┌────────

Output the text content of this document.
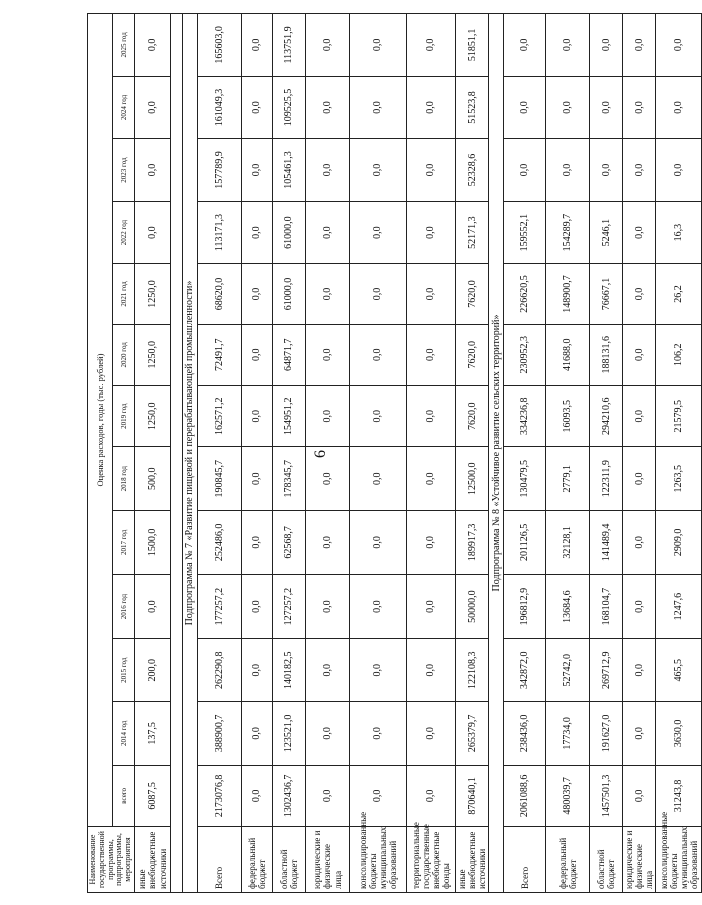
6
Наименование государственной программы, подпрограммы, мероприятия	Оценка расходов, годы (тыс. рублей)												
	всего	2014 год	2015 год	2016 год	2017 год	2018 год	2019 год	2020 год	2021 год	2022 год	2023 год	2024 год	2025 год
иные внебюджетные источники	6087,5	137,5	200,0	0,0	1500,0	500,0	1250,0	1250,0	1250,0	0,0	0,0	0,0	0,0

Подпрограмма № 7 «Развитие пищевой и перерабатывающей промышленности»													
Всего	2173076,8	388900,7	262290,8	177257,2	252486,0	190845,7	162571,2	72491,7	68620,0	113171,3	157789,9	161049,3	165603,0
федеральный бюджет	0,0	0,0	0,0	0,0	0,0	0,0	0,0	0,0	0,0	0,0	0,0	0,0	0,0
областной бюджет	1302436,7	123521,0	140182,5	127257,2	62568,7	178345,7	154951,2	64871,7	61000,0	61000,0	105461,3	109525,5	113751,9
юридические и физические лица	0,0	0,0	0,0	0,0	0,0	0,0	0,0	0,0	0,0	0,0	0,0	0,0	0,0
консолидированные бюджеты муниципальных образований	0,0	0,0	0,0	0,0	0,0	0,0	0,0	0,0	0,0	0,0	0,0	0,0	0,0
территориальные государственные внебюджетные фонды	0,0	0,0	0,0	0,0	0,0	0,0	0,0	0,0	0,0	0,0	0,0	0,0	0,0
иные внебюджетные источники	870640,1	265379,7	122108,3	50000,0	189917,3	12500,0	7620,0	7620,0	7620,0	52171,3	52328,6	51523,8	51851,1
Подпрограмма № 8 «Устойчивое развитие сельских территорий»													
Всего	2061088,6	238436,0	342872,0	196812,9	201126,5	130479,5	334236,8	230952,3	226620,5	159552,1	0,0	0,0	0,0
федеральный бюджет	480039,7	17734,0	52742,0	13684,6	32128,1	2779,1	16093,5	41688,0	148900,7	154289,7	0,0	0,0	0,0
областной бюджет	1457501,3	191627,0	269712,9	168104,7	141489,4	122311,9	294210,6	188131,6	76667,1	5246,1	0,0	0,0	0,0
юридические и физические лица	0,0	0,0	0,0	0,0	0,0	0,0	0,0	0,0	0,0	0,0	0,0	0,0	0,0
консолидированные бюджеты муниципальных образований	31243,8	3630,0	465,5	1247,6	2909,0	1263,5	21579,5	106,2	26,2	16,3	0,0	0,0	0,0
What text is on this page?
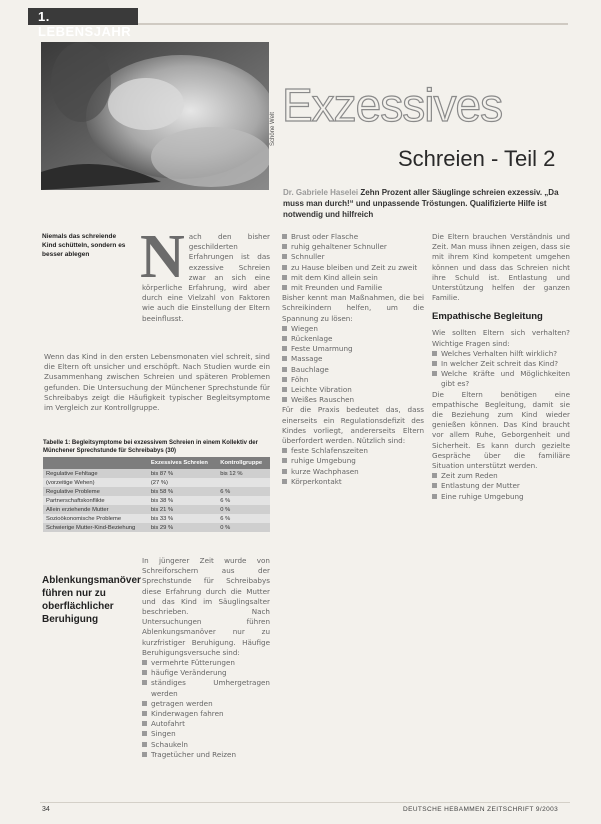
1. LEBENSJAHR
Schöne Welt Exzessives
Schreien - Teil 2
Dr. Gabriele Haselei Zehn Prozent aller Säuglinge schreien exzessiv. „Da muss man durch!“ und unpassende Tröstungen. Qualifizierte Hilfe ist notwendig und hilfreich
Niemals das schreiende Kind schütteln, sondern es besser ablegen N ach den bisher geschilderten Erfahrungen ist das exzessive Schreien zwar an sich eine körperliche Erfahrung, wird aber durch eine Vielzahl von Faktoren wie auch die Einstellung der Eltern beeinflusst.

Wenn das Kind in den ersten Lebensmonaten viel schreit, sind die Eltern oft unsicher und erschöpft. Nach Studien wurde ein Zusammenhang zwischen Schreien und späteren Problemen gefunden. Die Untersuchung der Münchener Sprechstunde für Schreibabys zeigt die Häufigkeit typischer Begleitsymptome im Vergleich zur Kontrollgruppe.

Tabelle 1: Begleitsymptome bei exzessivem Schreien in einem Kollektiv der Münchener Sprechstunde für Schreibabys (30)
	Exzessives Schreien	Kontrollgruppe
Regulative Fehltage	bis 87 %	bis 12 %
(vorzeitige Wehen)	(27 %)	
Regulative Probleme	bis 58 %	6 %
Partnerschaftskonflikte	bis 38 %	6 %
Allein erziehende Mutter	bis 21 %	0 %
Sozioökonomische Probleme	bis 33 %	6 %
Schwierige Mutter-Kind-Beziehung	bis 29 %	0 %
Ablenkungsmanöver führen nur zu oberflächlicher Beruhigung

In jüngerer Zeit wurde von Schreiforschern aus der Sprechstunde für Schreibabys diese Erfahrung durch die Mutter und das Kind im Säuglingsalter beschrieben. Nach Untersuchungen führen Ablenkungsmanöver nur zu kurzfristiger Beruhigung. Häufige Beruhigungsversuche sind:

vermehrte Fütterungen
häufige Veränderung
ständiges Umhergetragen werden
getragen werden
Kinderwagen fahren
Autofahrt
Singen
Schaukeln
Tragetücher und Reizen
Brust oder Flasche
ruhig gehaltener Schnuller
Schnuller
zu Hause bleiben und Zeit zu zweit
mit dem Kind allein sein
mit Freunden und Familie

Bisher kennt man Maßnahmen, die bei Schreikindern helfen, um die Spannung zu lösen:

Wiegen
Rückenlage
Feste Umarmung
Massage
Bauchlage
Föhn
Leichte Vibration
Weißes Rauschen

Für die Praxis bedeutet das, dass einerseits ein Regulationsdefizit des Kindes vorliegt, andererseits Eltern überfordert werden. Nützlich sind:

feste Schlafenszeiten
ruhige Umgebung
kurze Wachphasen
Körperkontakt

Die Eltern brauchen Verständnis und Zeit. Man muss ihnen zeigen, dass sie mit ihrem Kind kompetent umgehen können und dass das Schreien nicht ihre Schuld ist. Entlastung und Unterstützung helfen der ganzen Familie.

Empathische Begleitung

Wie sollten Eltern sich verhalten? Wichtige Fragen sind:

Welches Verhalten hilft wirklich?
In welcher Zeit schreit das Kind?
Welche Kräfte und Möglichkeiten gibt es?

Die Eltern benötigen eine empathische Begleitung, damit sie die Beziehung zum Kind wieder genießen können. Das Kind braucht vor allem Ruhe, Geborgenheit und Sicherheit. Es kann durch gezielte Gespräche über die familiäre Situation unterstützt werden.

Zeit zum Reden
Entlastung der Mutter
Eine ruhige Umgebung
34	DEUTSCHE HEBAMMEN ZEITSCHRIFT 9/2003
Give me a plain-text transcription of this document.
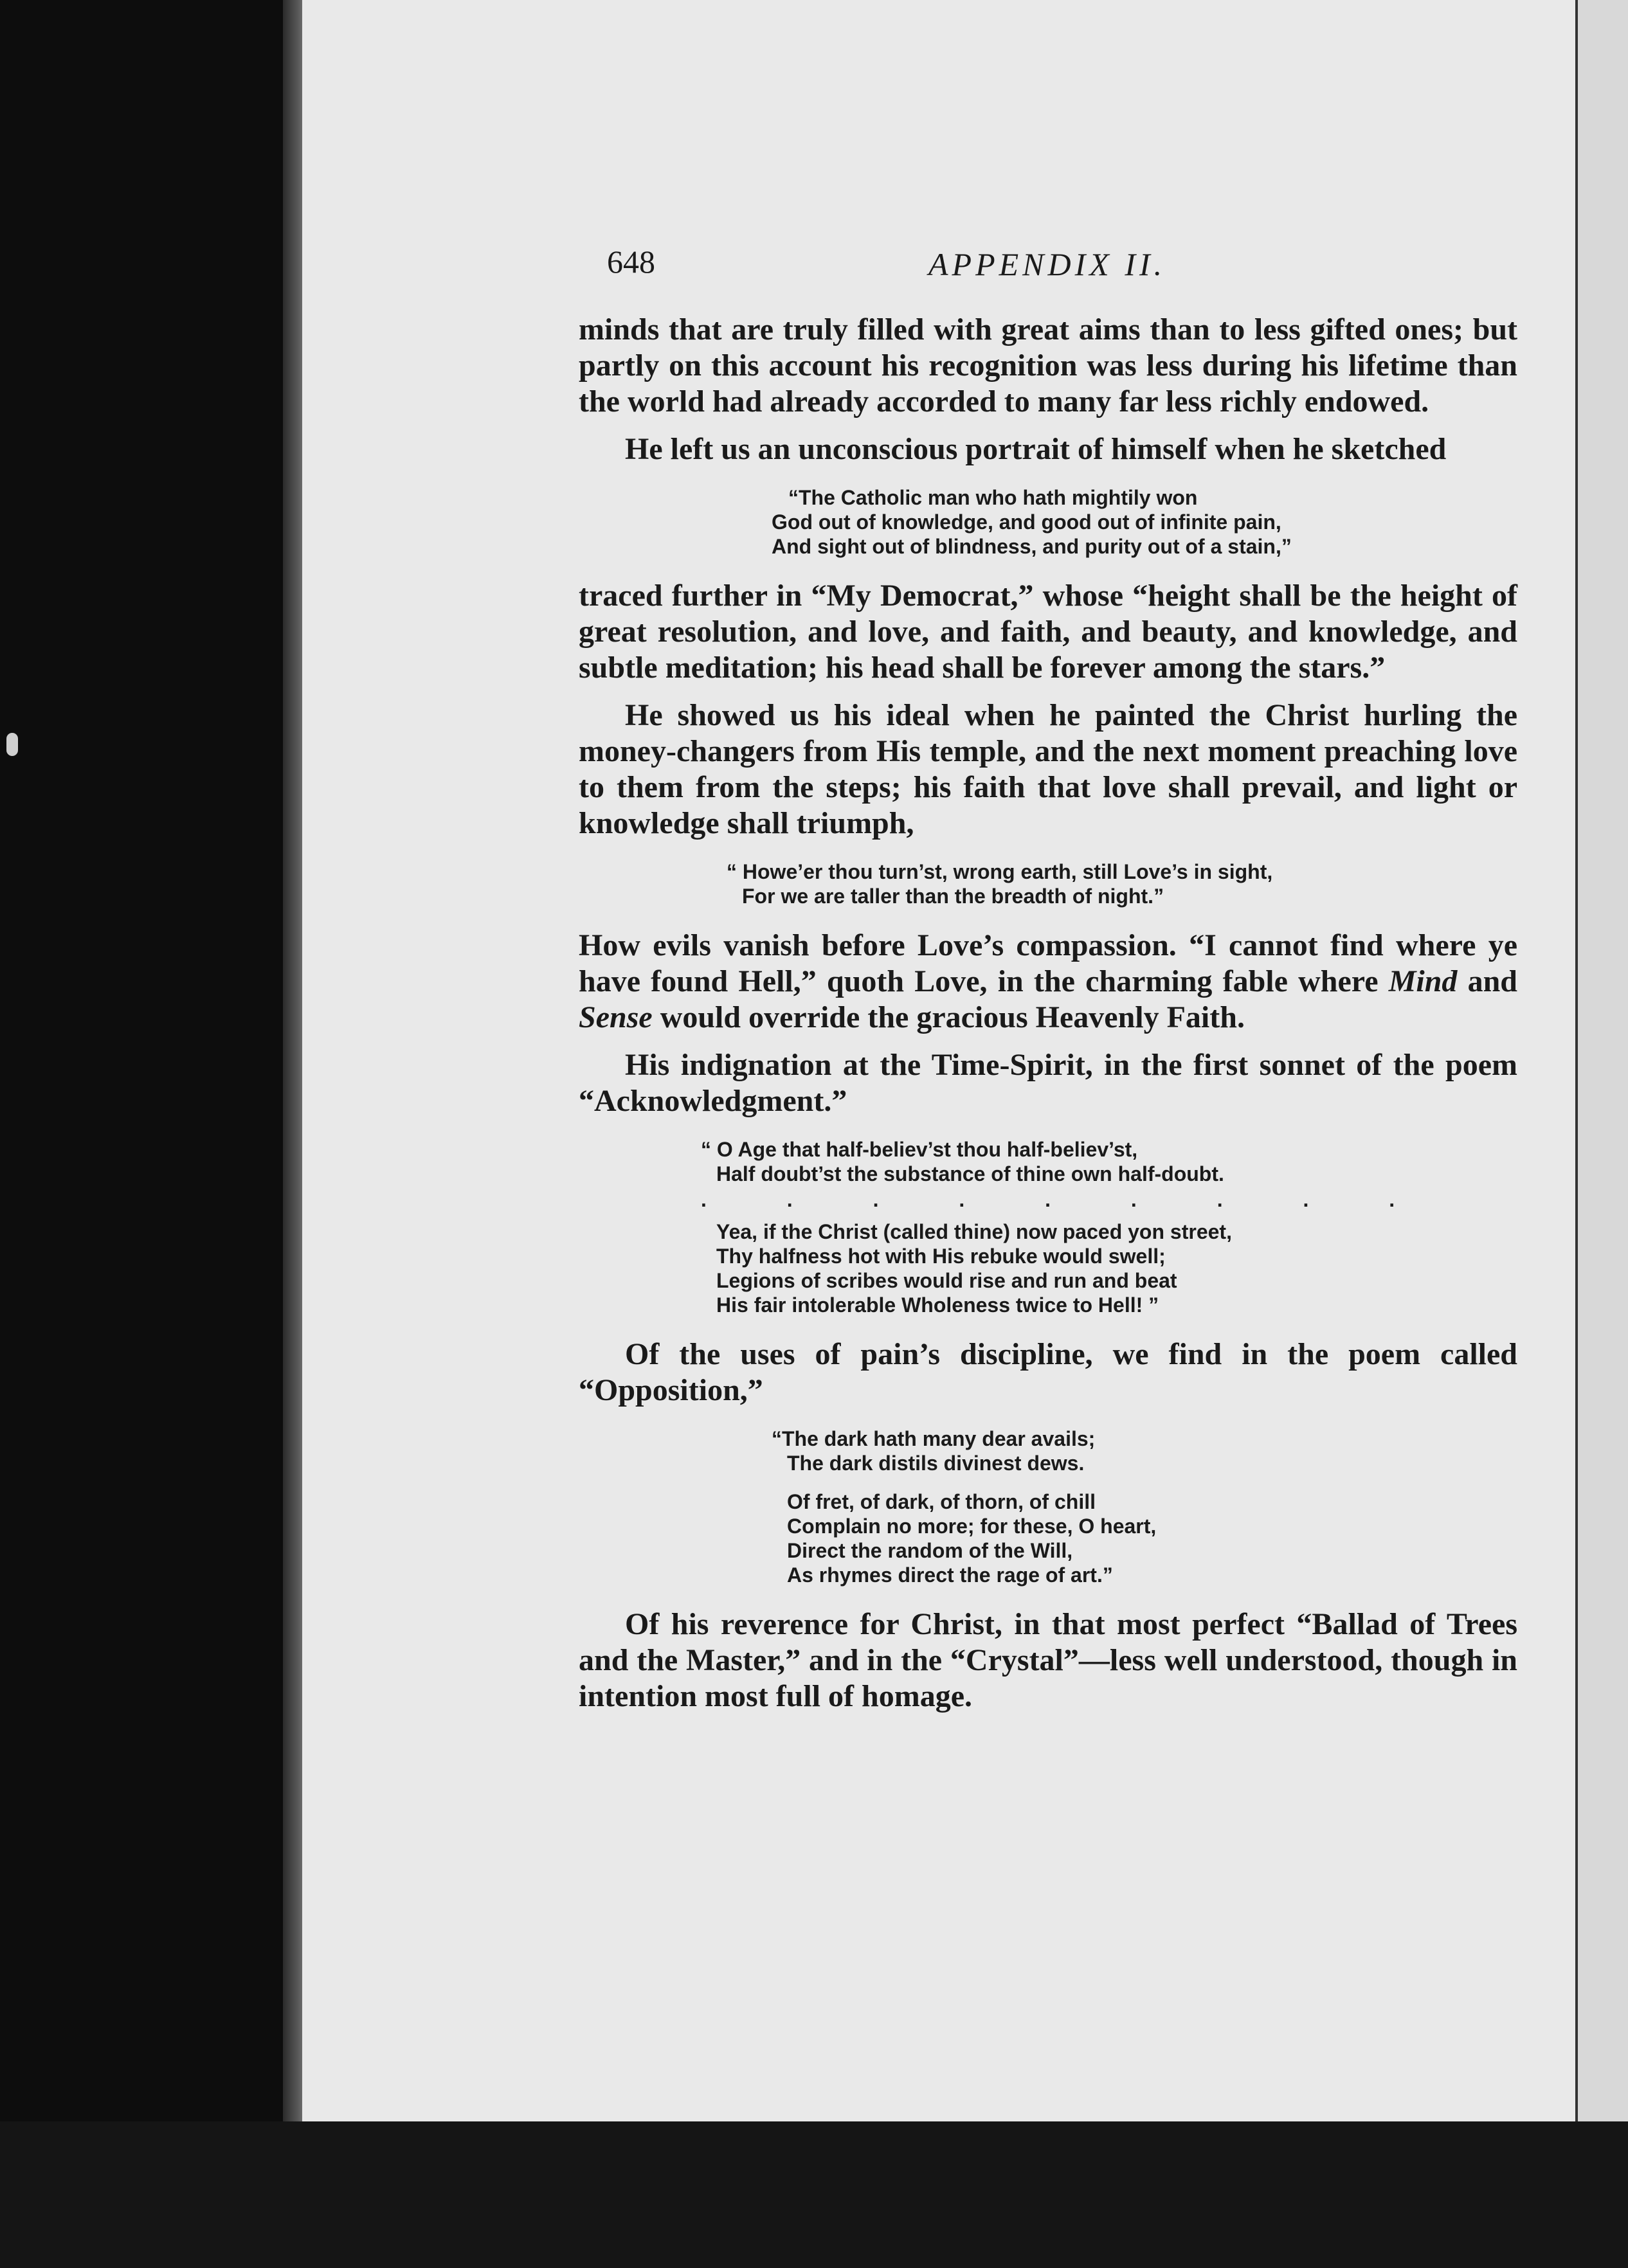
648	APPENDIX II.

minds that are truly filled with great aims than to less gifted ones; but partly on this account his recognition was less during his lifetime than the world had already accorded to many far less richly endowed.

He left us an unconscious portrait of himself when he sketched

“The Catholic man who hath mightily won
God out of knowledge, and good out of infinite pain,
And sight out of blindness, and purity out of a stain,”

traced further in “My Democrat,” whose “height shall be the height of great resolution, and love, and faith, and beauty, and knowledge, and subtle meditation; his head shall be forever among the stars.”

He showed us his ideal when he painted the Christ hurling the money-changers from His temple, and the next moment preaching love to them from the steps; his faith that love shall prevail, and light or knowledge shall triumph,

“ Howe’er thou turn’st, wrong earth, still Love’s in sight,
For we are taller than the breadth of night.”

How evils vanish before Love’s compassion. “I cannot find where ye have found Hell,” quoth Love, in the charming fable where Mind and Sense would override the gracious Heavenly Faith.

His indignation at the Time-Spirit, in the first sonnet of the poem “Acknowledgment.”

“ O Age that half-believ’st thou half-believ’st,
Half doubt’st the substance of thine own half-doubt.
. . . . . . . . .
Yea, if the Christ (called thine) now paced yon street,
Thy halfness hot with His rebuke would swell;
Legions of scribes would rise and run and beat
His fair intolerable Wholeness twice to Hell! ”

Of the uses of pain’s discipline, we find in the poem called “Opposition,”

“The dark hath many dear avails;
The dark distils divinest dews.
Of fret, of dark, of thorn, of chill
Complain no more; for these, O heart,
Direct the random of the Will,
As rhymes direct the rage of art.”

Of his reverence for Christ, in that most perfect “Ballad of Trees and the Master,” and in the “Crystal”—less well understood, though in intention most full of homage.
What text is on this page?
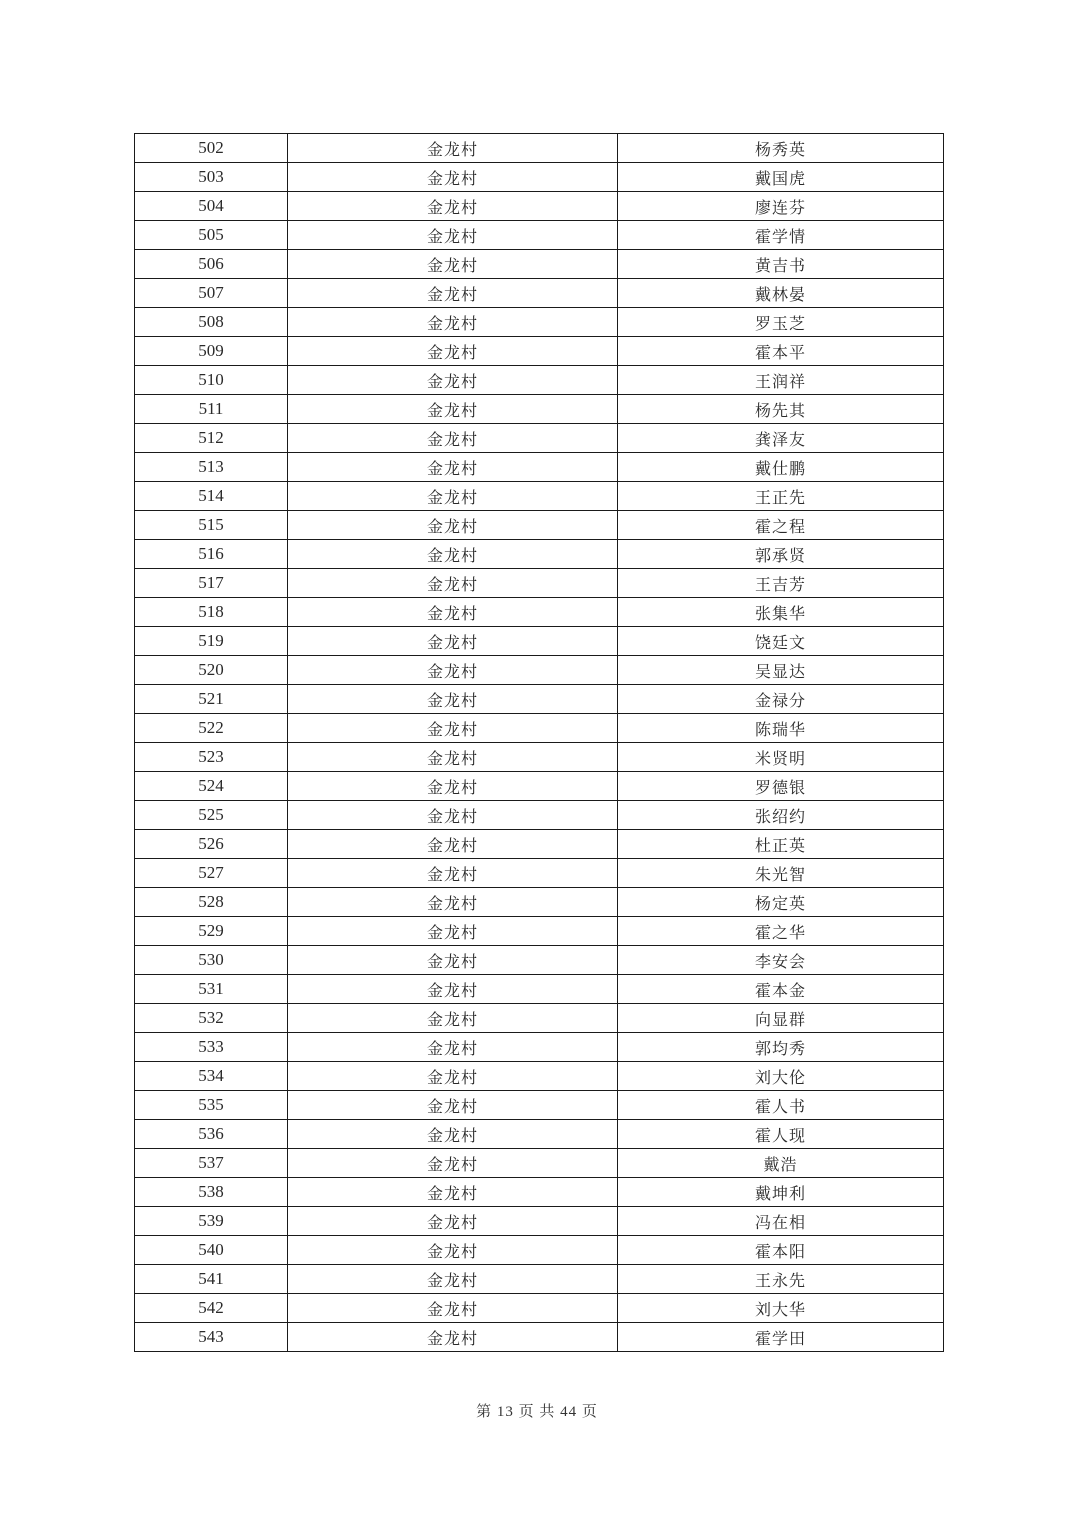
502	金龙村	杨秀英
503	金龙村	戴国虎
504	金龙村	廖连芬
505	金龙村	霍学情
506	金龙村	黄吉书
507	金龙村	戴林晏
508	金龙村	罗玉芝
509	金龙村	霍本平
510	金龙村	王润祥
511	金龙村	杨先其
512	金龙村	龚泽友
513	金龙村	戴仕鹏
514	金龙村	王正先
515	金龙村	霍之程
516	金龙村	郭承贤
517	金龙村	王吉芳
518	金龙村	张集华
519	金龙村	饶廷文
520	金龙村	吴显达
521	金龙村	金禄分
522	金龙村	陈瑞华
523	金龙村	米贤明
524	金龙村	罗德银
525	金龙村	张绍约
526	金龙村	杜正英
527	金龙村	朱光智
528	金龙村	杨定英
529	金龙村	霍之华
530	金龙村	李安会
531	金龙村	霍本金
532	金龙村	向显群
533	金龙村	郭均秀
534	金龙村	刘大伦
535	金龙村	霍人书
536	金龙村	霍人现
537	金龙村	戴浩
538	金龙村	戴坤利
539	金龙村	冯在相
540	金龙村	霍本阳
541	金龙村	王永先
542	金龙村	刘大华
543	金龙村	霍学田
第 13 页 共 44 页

└────────

> Problem to work on
Establish how many lines of the records contain the string "than" and state that number without elaboration.

> Task output
2